* START Source data *

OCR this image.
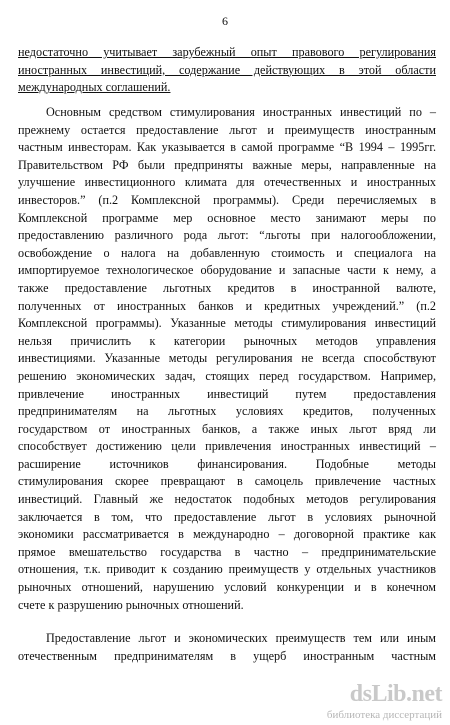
6
недостаточно учитывает зарубежный опыт правового регулирования
иностранных инвестиций, содержание действующих в этой области
международных соглашений.
Основным средством стимулирования иностранных инвестиций по –
прежнему остается предоставление льгот и преимуществ иностранным
частным инвесторам. Как указывается в самой программе “В 1994 – 1995гг.
Правительством РФ были предприняты важные меры, направленные на
улучшение инвестиционного климата для отечественных и иностранных
инвесторов.” (п.2 Комплексной программы). Среди перечисляемых в
Комплексной программе мер основное место занимают меры по
предоставлению различного рода льгот: “льготы при налогообложении,
освобождение о налога на добавленную стоимость и специалога на
импортируемое технологическое оборудование и запасные части к нему, а
также предоставление льготных кредитов в иностранной валюте,
полученных от иностранных банков и кредитных учреждений.” (п.2
Комплексной программы). Указанные методы стимулирования инвестиций
нельзя причислить к категории рыночных методов управления
инвестициями. Указанные методы регулирования не всегда способствуют
решению экономических задач, стоящих перед государством. Например,
привлечение иностранных инвестиций путем предоставления
предпринимателям на льготных условиях кредитов, полученных
государством от иностранных банков, а также иных льгот вряд ли
способствует достижению цели привлечения иностранных инвестиций –
расширение источников финансирования. Подобные методы
стимулирования скорее превращают в самоцель привлечение частных
инвестиций. Главный же недостаток подобных методов регулирования
заключается в том, что предоставление льгот в условиях рыночной
экономики рассматривается в международно – договорной практике как
прямое вмешательство государства в частно – предпринимательские
отношения, т.к. приводит к созданию преимуществ у отдельных участников
рыночных отношений, нарушению условий конкуренции и в конечном
счете к разрушению рыночных отношений.
Предоставление льгот и экономических преимуществ тем или иным
отечественным предпринимателям в ущерб иностранным частным
dsLib.net
библиотека диссертаций
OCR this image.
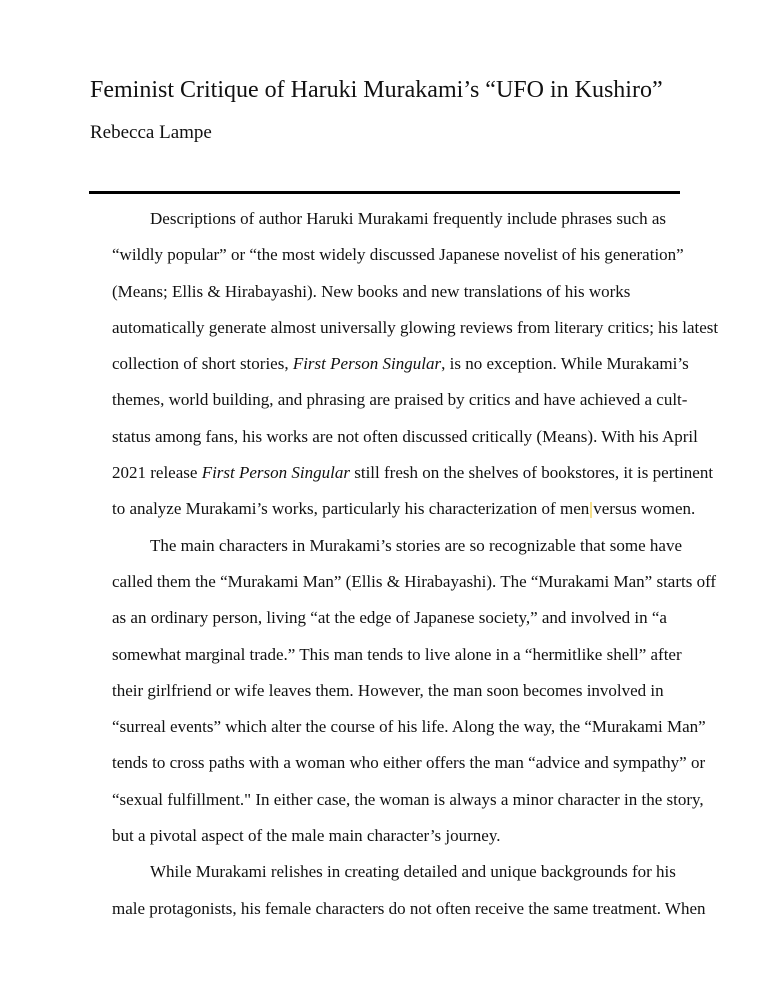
Feminist Critique of Haruki Murakami’s “UFO in Kushiro”
Rebecca Lampe
Descriptions of author Haruki Murakami frequently include phrases such as
“wildly popular” or “the most widely discussed Japanese novelist of his generation”
(Means; Ellis & Hirabayashi). New books and new translations of his works
automatically generate almost universally glowing reviews from literary critics; his latest
collection of short stories, First Person Singular, is no exception. While Murakami’s
themes, world building, and phrasing are praised by critics and have achieved a cult-
status among fans, his works are not often discussed critically (Means). With his April
2021 release First Person Singular still fresh on the shelves of bookstores, it is pertinent
to analyze Murakami’s works, particularly his characterization of men versus women.
The main characters in Murakami’s stories are so recognizable that some have
called them the “Murakami Man” (Ellis & Hirabayashi). The “Murakami Man” starts off
as an ordinary person, living “at the edge of Japanese society,” and involved in “a
somewhat marginal trade.” This man tends to live alone in a “hermitlike shell” after
their girlfriend or wife leaves them. However, the man soon becomes involved in
“surreal events” which alter the course of his life. Along the way, the “Murakami Man”
tends to cross paths with a woman who either offers the man “advice and sympathy” or
“sexual fulfillment." In either case, the woman is always a minor character in the story,
but a pivotal aspect of the male main character’s journey.
While Murakami relishes in creating detailed and unique backgrounds for his
male protagonists, his female characters do not often receive the same treatment. When
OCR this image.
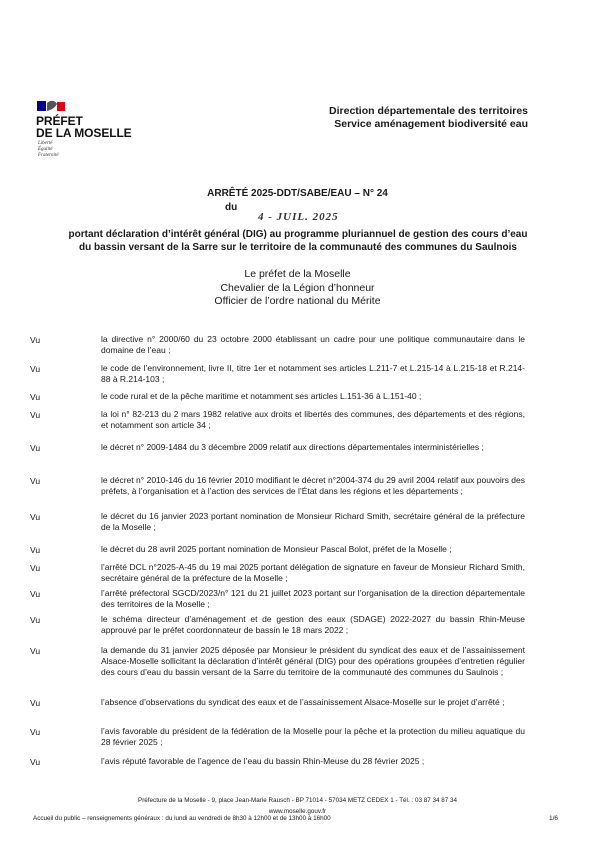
PRÉFET
DE LA MOSELLE
Liberté
Égalité
Fraternité
Direction départementale des territoires
Service aménagement biodiversité eau
ARRÊTÉ 2025-DDT/SABE/EAU – N° 24
du
4 - JUIL. 2025
portant déclaration d’intérêt général (DIG) au programme pluriannuel de gestion des cours d’eau
du bassin versant de la Sarre sur le territoire de la communauté des communes du Saulnois
Le préfet de la Moselle
Chevalier de la Légion d’honneur
Officier de l’ordre national du Mérite
Vu	la directive n° 2000/60 du 23 octobre 2000 établissant un cadre pour une politique communautaire dans le domaine de l’eau ;
Vu	le code de l’environnement, livre II, titre 1er et notamment ses articles L.211-7 et L.215-14 à L.215-18 et R.214-88 à R.214-103 ;
Vu	le code rural et de la pêche maritime et notamment ses articles L.151-36 à L.151-40 ;
Vu	la loi n° 82-213 du 2 mars 1982 relative aux droits et libertés des communes, des départements et des régions, et notamment son article 34 ;
Vu	le décret n° 2009-1484 du 3 décembre 2009 relatif aux directions départementales interministérielles ;
Vu	le décret n° 2010-146 du 16 février 2010 modifiant le décret n°2004-374 du 29 avril 2004 relatif aux pouvoirs des préfets, à l’organisation et à l’action des services de l’État dans les régions et les départements ;
Vu	le décret du 16 janvier 2023 portant nomination de Monsieur Richard Smith, secrétaire général de la préfecture de la Moselle ;
Vu	le décret du 28 avril 2025 portant nomination de Monsieur Pascal Bolot, préfet de la Moselle ;
Vu	l’arrêté DCL n°2025-A-45 du 19 mai 2025 portant délégation de signature en faveur de Monsieur Richard Smith, secrétaire général de la préfecture de la Moselle ;
Vu	l’arrêté préfectoral SGCD/2023/n° 121 du 21 juillet 2023 portant sur l’organisation de la direction départementale des territoires de la Moselle ;
Vu	le schéma directeur d’aménagement et de gestion des eaux (SDAGE) 2022-2027 du bassin Rhin-Meuse approuvé par le préfet coordonnateur de bassin le 18 mars 2022 ;
Vu	la demande du 31 janvier 2025 déposée par Monsieur le président du syndicat des eaux et de l’assainissement Alsace-Moselle sollicitant la déclaration d’intérêt général (DIG) pour des opérations groupées d’entretien régulier des cours d’eau du bassin versant de la Sarre du territoire de la communauté des communes du Saulnois ;
Vu	l’absence d’observations du syndicat des eaux et de l’assainissement Alsace-Moselle sur le projet d’arrêté ;
Vu	l’avis favorable du président de la fédération de la Moselle pour la pêche et la protection du milieu aquatique du 28 février 2025 ;
Vu	l’avis réputé favorable de l’agence de l’eau du bassin Rhin-Meuse du 28 février 2025 ;
Préfecture de la Moselle - 9, place Jean-Marie Rausch - BP 71014 - 57034 METZ CEDEX 1 - Tél. : 03 87 34 87 34
www.moselle.gouv.fr
Accueil du public – renseignements généraux : du lundi au vendredi de 8h30 à 12h00 et de 13h00 à 16h00	1/6
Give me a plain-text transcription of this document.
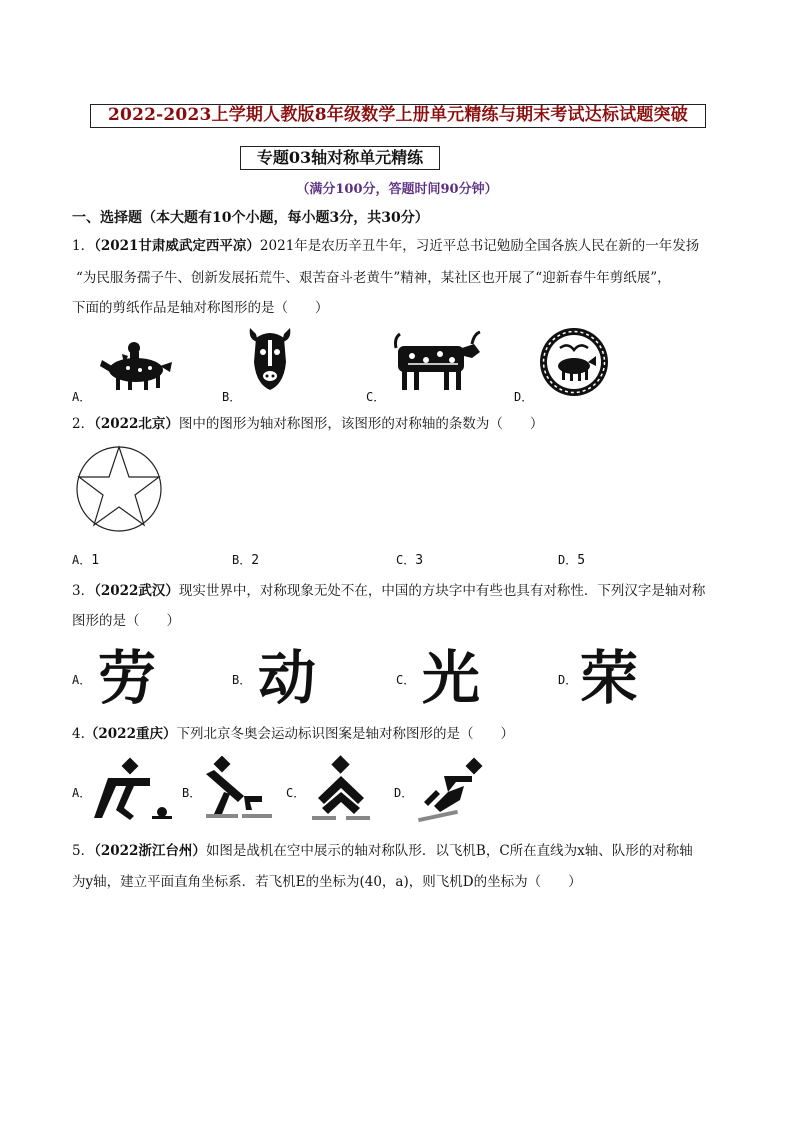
2022-2023上学期人教版8年级数学上册单元精练与期末考试达标试题突破
专题03轴对称单元精练
（满分100分，答题时间90分钟）
一、选择题（本大题有10个小题，每小题3分，共30分）
1．（2021甘肃威武定西平凉）2021年是农历辛丑牛年，习近平总书记勉励全国各族人民在新的一年发扬
“为民服务孺子牛、创新发展拓荒牛、艰苦奋斗老黄牛”精神，某社区也开展了“迎新春牛年剪纸展”，
下面的剪纸作品是轴对称图形的是（　　）
A．	B．	C．	D．
2．（2022北京）图中的图形为轴对称图形，该图形的对称轴的条数为（　　）
A．1	B．2	C．3	D．5
3．（2022武汉）现实世界中，对称现象无处不在，中国的方块字中有些也具有对称性．下列汉字是轴对称
图形的是（　　）
A． 劳	B． 动	C． 光	D． 荣
4.（2022重庆）下列北京冬奥会运动标识图案是轴对称图形的是（　　）
A．	B．	C．	D．
5．（2022浙江台州）如图是战机在空中展示的轴对称队形．以飞机B，C所在直线为x轴、队形的对称轴
为y轴，建立平面直角坐标系．若飞机E的坐标为(40，a)，则飞机D的坐标为（　　）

* END Source data *

Copy every line in the records above that contains the word "Saulnois".

## The reply
du bassin versant de la Sarre sur le territoire de la communauté des communes du Saulnois
Vu	la demande du 31 janvier 2025 déposée par Monsieur le président du syndicat des eaux et de l’assainissement Alsace-Moselle sollicitant la déclaration d’intérêt général (DIG) pour des opérations groupées d’entretien régulier des cours d’eau du bassin versant de la Sarre du territoire de la communauté des communes du Saulnois ;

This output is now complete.